### Dataset records

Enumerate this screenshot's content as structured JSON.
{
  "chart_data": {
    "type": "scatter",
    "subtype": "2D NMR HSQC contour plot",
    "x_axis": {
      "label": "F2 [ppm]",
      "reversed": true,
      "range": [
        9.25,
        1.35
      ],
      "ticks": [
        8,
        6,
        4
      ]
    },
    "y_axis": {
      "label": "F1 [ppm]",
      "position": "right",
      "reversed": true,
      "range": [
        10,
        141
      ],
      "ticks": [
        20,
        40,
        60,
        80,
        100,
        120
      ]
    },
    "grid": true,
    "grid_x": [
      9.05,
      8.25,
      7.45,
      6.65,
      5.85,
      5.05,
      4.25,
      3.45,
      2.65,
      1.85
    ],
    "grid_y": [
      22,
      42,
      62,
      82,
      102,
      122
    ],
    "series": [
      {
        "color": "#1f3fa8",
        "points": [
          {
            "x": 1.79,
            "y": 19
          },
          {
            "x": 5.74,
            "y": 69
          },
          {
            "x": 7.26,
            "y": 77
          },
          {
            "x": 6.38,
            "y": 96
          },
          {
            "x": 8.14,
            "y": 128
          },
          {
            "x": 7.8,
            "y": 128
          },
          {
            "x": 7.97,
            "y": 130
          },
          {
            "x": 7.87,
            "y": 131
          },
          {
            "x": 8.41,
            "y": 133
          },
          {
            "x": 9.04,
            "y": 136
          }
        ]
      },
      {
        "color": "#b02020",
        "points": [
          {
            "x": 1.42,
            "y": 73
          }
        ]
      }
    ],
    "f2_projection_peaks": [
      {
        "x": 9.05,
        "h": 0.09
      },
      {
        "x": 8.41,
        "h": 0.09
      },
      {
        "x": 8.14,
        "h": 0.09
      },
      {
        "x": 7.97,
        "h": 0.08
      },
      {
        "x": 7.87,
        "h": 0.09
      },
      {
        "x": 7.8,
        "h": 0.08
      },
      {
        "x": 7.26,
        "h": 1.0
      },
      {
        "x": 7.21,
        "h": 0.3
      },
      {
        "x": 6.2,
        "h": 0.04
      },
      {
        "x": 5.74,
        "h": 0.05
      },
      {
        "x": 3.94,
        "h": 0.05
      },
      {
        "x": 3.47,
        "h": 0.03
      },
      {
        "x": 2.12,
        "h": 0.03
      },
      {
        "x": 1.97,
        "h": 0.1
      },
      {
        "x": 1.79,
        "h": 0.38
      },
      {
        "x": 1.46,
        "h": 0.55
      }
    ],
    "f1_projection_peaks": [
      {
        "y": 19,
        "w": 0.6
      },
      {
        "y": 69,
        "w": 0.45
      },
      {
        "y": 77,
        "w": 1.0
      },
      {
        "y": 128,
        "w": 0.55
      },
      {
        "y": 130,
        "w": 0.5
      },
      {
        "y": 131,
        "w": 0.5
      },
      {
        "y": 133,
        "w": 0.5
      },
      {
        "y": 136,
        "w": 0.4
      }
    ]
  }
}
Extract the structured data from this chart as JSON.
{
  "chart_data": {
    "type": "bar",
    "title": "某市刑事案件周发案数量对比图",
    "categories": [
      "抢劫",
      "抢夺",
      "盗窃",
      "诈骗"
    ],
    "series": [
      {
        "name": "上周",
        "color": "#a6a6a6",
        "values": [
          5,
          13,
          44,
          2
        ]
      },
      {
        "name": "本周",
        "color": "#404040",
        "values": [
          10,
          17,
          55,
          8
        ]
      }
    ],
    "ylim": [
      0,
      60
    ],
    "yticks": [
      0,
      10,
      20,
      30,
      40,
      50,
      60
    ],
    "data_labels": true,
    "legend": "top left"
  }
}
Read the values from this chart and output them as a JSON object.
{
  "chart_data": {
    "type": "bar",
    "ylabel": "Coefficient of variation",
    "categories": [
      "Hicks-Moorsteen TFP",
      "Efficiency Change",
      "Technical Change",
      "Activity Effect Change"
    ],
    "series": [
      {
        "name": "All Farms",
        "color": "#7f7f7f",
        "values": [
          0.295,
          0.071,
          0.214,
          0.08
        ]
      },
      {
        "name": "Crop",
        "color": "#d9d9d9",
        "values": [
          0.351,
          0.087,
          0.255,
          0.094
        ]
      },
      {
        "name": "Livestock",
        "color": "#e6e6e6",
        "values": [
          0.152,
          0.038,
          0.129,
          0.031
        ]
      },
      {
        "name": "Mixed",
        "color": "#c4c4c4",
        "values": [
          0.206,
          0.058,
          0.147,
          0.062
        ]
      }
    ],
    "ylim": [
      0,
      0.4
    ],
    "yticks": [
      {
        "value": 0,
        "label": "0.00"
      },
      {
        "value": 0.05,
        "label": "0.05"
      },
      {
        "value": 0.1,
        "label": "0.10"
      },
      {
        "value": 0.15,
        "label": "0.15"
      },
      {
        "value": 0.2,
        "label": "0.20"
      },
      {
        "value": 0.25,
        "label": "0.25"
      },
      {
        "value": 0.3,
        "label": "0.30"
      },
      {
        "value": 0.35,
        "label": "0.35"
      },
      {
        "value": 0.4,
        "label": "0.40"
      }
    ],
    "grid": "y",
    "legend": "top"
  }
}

### Instructions to follow
Look through the entries above and count each line holding "color"; report the count alone.

### Written answer
8